/---

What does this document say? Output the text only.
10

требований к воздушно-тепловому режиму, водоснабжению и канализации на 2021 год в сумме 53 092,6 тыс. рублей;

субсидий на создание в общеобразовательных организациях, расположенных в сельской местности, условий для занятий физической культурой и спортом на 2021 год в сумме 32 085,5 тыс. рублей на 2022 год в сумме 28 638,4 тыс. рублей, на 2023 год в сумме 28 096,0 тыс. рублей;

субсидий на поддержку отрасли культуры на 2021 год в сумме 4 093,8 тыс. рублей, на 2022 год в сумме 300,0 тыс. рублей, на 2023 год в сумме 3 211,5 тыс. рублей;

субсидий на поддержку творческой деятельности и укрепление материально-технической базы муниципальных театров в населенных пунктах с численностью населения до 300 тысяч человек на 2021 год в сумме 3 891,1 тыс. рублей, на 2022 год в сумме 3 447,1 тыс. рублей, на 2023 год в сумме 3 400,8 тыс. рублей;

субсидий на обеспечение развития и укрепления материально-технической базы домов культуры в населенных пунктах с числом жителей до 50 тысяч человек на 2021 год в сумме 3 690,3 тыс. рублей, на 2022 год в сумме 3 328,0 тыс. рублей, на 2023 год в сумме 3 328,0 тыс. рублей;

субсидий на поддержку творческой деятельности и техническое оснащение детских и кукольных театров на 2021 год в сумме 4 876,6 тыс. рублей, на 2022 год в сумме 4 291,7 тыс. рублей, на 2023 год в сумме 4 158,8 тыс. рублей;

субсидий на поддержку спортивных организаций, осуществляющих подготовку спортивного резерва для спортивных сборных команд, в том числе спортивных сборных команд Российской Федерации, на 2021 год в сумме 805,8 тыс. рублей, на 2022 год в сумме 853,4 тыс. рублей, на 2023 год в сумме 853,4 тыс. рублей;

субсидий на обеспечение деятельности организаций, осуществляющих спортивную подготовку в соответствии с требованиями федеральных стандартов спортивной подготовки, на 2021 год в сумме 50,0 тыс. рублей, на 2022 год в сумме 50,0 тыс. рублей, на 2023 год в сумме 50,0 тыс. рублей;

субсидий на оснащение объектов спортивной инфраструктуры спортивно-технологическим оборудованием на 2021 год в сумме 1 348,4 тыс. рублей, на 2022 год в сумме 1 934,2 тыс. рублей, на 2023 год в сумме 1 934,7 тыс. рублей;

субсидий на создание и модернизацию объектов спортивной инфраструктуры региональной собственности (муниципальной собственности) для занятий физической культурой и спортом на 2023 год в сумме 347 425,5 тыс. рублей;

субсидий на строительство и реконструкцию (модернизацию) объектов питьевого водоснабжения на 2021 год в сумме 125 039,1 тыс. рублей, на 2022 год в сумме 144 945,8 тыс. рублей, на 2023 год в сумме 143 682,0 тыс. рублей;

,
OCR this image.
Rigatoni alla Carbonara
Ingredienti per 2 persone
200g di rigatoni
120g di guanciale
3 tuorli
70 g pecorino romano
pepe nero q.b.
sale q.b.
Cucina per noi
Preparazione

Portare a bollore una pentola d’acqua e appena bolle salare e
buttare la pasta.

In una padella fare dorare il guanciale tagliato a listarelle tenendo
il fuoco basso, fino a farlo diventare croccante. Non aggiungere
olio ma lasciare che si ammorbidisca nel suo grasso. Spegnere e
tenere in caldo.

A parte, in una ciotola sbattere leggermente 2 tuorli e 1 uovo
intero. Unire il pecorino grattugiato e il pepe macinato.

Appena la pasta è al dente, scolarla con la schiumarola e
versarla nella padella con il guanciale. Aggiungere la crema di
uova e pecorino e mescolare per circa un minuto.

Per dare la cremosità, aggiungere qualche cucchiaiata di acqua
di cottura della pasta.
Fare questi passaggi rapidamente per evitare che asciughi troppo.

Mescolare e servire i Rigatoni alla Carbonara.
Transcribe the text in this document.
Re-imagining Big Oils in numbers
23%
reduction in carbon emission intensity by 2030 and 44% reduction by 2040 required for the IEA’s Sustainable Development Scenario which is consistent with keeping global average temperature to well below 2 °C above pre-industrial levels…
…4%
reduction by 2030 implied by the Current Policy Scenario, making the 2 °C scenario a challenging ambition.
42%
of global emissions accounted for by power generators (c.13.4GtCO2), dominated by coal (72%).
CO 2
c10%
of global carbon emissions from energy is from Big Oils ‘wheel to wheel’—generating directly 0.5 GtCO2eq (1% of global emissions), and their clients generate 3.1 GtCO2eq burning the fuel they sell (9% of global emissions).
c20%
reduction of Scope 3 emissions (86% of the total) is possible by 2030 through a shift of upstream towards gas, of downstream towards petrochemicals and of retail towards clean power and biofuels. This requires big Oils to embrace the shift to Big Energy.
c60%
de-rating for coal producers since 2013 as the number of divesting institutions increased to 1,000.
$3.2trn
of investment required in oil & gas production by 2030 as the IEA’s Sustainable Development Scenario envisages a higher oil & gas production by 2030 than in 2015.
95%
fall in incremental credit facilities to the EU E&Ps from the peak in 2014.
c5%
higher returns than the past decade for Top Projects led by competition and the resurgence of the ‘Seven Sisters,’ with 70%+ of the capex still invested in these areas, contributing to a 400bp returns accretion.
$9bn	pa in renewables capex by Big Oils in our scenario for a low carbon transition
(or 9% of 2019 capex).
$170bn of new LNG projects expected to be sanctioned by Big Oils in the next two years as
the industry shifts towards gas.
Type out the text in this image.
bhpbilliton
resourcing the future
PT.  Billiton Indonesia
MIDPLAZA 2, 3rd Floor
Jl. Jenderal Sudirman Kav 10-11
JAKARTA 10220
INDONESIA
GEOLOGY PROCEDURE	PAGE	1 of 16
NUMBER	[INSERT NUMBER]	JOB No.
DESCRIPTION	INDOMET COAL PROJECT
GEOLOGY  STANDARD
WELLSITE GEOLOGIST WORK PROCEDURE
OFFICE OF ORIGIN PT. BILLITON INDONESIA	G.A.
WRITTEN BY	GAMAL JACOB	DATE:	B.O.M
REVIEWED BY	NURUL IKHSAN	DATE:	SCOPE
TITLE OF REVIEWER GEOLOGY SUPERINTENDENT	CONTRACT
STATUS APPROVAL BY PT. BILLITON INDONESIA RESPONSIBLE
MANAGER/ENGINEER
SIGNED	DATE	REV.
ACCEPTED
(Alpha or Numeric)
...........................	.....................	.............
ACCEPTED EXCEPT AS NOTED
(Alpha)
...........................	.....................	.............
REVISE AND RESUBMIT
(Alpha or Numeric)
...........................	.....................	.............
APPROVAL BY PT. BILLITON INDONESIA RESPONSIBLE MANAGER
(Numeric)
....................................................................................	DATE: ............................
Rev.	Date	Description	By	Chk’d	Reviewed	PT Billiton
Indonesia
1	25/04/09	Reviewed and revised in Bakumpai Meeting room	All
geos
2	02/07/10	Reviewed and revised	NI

\---

# WRITTEN INSTRUCTION
From the entries above, extract every line where the word "towards" appears.

# SOLUTION TO THE EXERCISE
reduction of Scope 3 emissions (86% of the total) is possible by 2030 through a shift of upstream towards gas, of downstream towards petrochemicals and of retail towards clean power and biofuels. This requires big Oils to embrace the shift to Big Energy.
the industry shifts towards gas.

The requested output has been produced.